#### WHAT THE EXERCISE ASKS:
Extract the full listing below without altering a single character.

#### LISTED RECORDS:
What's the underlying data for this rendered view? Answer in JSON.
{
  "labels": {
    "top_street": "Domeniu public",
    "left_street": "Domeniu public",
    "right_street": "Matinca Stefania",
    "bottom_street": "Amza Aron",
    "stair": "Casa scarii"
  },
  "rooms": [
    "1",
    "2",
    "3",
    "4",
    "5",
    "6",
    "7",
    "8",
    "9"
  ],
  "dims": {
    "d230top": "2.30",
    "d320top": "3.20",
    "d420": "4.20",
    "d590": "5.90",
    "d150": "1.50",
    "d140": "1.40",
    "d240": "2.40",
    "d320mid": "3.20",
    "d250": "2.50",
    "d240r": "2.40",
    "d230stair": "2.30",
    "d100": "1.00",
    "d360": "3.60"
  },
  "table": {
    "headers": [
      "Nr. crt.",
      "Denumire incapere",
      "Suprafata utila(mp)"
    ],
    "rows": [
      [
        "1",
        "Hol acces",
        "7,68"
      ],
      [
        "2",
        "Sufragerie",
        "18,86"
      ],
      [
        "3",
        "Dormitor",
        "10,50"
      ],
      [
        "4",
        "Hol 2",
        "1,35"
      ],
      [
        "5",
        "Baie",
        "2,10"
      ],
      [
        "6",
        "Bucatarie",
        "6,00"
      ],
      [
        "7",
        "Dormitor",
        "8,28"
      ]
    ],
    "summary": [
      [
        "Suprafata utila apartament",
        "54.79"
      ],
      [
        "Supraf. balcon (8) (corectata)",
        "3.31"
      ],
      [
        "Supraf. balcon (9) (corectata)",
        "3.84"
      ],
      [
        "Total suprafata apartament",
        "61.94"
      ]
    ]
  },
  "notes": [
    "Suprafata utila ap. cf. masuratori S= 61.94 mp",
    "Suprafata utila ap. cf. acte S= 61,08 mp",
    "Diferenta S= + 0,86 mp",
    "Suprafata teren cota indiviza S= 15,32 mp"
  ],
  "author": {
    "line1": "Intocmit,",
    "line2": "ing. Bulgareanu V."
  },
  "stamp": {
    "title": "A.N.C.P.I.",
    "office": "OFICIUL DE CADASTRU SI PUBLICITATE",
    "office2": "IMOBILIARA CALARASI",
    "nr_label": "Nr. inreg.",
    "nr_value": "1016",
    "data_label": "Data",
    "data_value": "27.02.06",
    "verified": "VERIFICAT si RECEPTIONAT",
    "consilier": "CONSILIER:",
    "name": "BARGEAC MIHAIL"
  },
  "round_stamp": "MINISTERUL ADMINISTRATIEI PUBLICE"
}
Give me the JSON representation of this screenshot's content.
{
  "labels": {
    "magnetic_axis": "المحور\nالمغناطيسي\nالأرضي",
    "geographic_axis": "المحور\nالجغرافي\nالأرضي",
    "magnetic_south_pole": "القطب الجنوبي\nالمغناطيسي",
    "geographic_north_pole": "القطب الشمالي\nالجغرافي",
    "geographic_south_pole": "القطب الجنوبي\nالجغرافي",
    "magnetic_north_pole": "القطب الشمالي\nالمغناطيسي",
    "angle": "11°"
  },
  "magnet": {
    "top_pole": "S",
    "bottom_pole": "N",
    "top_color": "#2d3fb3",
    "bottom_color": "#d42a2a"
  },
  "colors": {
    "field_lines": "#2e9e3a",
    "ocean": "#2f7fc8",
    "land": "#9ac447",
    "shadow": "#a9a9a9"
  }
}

#### OUTPUT OF THE TASK:
What's the underlying data for this rendered view? Answer in JSON.
{
  "labels": {
    "top_street": "Domeniu public",
    "left_street": "Domeniu public",
    "right_street": "Matinca Stefania",
    "bottom_street": "Amza Aron",
    "stair": "Casa scarii"
  },
  "rooms": [
    "1",
    "2",
    "3",
    "4",
    "5",
    "6",
    "7",
    "8",
    "9"
  ],
  "dims": {
    "d230top": "2.30",
    "d320top": "3.20",
    "d420": "4.20",
    "d590": "5.90",
    "d150": "1.50",
    "d140": "1.40",
    "d240": "2.40",
    "d320mid": "3.20",
    "d250": "2.50",
    "d240r": "2.40",
    "d230stair": "2.30",
    "d100": "1.00",
    "d360": "3.60"
  },
  "table": {
    "headers": [
      "Nr. crt.",
      "Denumire incapere",
      "Suprafata utila(mp)"
    ],
    "rows": [
      [
        "1",
        "Hol acces",
        "7,68"
      ],
      [
        "2",
        "Sufragerie",
        "18,86"
      ],
      [
        "3",
        "Dormitor",
        "10,50"
      ],
      [
        "4",
        "Hol 2",
        "1,35"
      ],
      [
        "5",
        "Baie",
        "2,10"
      ],
      [
        "6",
        "Bucatarie",
        "6,00"
      ],
      [
        "7",
        "Dormitor",
        "8,28"
      ]
    ],
    "summary": [
      [
        "Suprafata utila apartament",
        "54.79"
      ],
      [
        "Supraf. balcon (8) (corectata)",
        "3.31"
      ],
      [
        "Supraf. balcon (9) (corectata)",
        "3.84"
      ],
      [
        "Total suprafata apartament",
        "61.94"
      ]
    ]
  },
  "notes": [
    "Suprafata utila ap. cf. masuratori S= 61.94 mp",
    "Suprafata utila ap. cf. acte S= 61,08 mp",
    "Diferenta S= + 0,86 mp",
    "Suprafata teren cota indiviza S= 15,32 mp"
  ],
  "author": {
    "line1": "Intocmit,",
    "line2": "ing. Bulgareanu V."
  },
  "stamp": {
    "title": "A.N.C.P.I.",
    "office": "OFICIUL DE CADASTRU SI PUBLICITATE",
    "office2": "IMOBILIARA CALARASI",
    "nr_label": "Nr. inreg.",
    "nr_value": "1016",
    "data_label": "Data",
    "data_value": "27.02.06",
    "verified": "VERIFICAT si RECEPTIONAT",
    "consilier": "CONSILIER:",
    "name": "BARGEAC MIHAIL"
  },
  "round_stamp": "MINISTERUL ADMINISTRATIEI PUBLICE"
}
Give me the JSON representation of this screenshot's content.
{
  "labels": {
    "magnetic_axis": "المحور\nالمغناطيسي\nالأرضي",
    "geographic_axis": "المحور\nالجغرافي\nالأرضي",
    "magnetic_south_pole": "القطب الجنوبي\nالمغناطيسي",
    "geographic_north_pole": "القطب الشمالي\nالجغرافي",
    "geographic_south_pole": "القطب الجنوبي\nالجغرافي",
    "magnetic_north_pole": "القطب الشمالي\nالمغناطيسي",
    "angle": "11°"
  },
  "magnet": {
    "top_pole": "S",
    "bottom_pole": "N",
    "top_color": "#2d3fb3",
    "bottom_color": "#d42a2a"
  },
  "colors": {
    "field_lines": "#2e9e3a",
    "ocean": "#2f7fc8",
    "land": "#9ac447",
    "shadow": "#a9a9a9"
  }
}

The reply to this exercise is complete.